■ **THE PROBLEM**
Rewrite the material below, starting with the line that contains "Y-axis label: Percentile" and going on through the end, with "Bar" changed to "Column" and nothing else altered.

====

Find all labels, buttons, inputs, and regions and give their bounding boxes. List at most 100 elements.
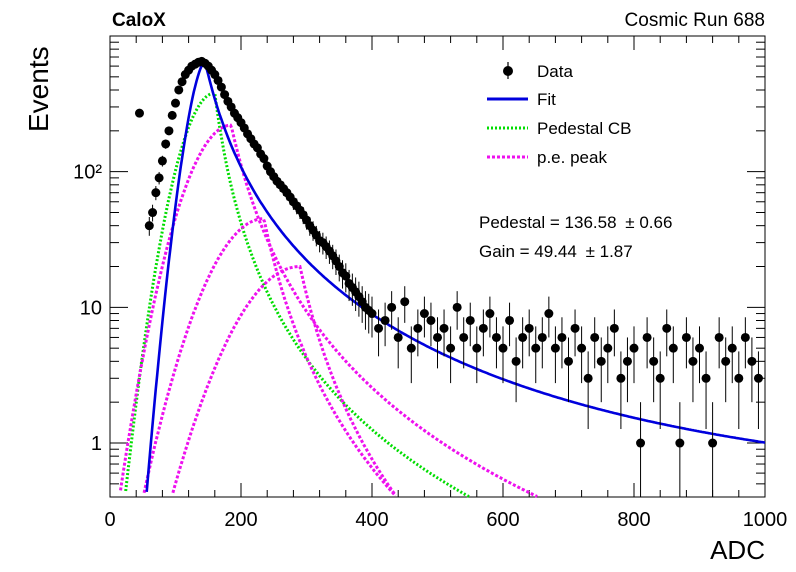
data-marker [564, 356, 573, 366]
data-marker [167, 110, 177, 120]
data-marker [413, 323, 423, 333]
data-point [393, 317, 403, 369]
y-tick-label: 10 [80, 297, 102, 319]
x-axis: 0 200 400 600 800 1000 [104, 36, 787, 531]
y-axis-title: Events [23, 46, 54, 132]
data-marker [721, 356, 731, 366]
data-marker [171, 98, 180, 108]
data-point [688, 337, 698, 403]
data-point [161, 139, 171, 149]
data-point [426, 302, 436, 347]
data-marker [747, 356, 757, 366]
x-tick-label: 1000 [743, 509, 788, 531]
data-point [171, 98, 180, 108]
data-marker [524, 323, 534, 333]
data-marker [550, 343, 560, 353]
data-point [668, 326, 678, 384]
data-point [134, 108, 144, 118]
legend-label-data: Data [537, 62, 573, 81]
data-marker [681, 332, 691, 342]
data-point [367, 296, 377, 338]
pe-peak-curve [119, 123, 538, 498]
data-point [452, 291, 462, 330]
data-marker [151, 188, 161, 198]
data-marker [367, 309, 377, 319]
data-marker [452, 302, 462, 312]
data-marker [531, 343, 541, 353]
data-marker [341, 271, 351, 281]
data-point [675, 402, 685, 497]
data-point [603, 326, 613, 384]
data-point [747, 337, 757, 403]
data-point [518, 317, 528, 369]
data-point [400, 286, 410, 323]
data-marker [446, 343, 456, 353]
data-marker [649, 356, 659, 366]
x-tick-label: 600 [486, 509, 519, 531]
data-marker [701, 373, 711, 383]
legend-item-pedestal: Pedestal CB [487, 119, 632, 138]
data-point [465, 302, 475, 347]
gain-error: ± 1.87 [586, 242, 633, 261]
data-marker [590, 332, 600, 342]
legend-item-pe-peak: p.e. peak [487, 148, 607, 167]
data-marker [465, 315, 475, 325]
data-point [721, 337, 731, 403]
data-point [341, 263, 351, 293]
data-point [177, 77, 187, 87]
data-marker [426, 315, 436, 325]
data-point [433, 317, 442, 369]
x-tick-label: 200 [224, 509, 257, 531]
data-marker [134, 108, 144, 118]
legend-label-pe-peak: p.e. peak [537, 148, 607, 167]
data-marker [668, 343, 678, 353]
data-point [151, 186, 161, 201]
data-point [655, 351, 665, 430]
data-point [583, 351, 593, 430]
data-marker [557, 332, 567, 342]
data-point [485, 296, 495, 338]
fit-curve [145, 59, 766, 493]
data-marker [727, 343, 737, 353]
data-point [157, 155, 167, 167]
data-point [622, 337, 632, 403]
data-point [419, 296, 429, 338]
data-point [740, 317, 750, 369]
data-point [478, 309, 488, 357]
data-point [148, 204, 158, 222]
gain-result: Gain = 49.44 [479, 242, 577, 261]
data-marker [498, 343, 508, 353]
data-marker [662, 323, 672, 333]
data-marker [511, 356, 521, 366]
data-marker [753, 373, 763, 383]
data-point [174, 85, 184, 95]
pe-peak-curve [142, 217, 397, 497]
data-marker [177, 77, 187, 87]
run-label: Cosmic Run 688 [625, 10, 765, 31]
data-point [557, 317, 567, 369]
experiment-label: CaloX [112, 10, 166, 31]
data-point [577, 326, 587, 384]
data-marker [406, 343, 416, 353]
data-point [491, 317, 501, 369]
data-point [596, 337, 606, 403]
data-point [459, 317, 469, 369]
data-marker [216, 82, 226, 92]
data-point [406, 326, 416, 384]
data-point [144, 217, 154, 236]
data-point [734, 351, 744, 430]
data-marker [655, 373, 665, 383]
data-point [609, 309, 619, 357]
data-marker [157, 156, 167, 166]
pedestal-result: Pedestal = 136.58 [479, 213, 617, 232]
legend-item-data: Data [503, 62, 573, 81]
data-marker [491, 332, 501, 342]
fit-curves [119, 59, 766, 498]
data-point [220, 90, 230, 100]
fit-results: Pedestal = 136.58 ± 0.66 Gain = 49.44 ± … [479, 213, 672, 261]
data-point [216, 82, 226, 92]
data-marker [472, 343, 482, 353]
data-marker [616, 373, 626, 383]
data-marker [537, 332, 547, 342]
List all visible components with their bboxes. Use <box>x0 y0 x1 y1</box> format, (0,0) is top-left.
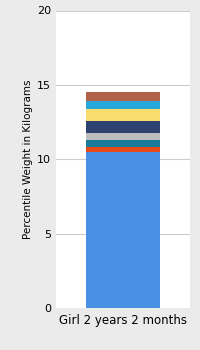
Y-axis label: Percentile Weight in Kilograms: Percentile Weight in Kilograms <box>23 79 33 239</box>
Bar <box>86 92 160 101</box>
Bar <box>86 133 160 140</box>
Bar <box>86 140 160 147</box>
Bar <box>86 147 160 152</box>
Bar <box>86 121 160 133</box>
Bar <box>86 110 160 121</box>
Bar <box>86 152 160 308</box>
Bar <box>86 101 160 110</box>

====

■ **SOLUTION TO THIS EXERCISE**
Y-axis label: Percentile Weight in Kilograms: Percentile Weight in Kilograms <box>23 79 33 239</box>
Column <box>86 92 160 101</box>
Column <box>86 133 160 140</box>
Column <box>86 140 160 147</box>
Column <box>86 147 160 152</box>
Column <box>86 121 160 133</box>
Column <box>86 110 160 121</box>
Column <box>86 152 160 308</box>
Column <box>86 101 160 110</box>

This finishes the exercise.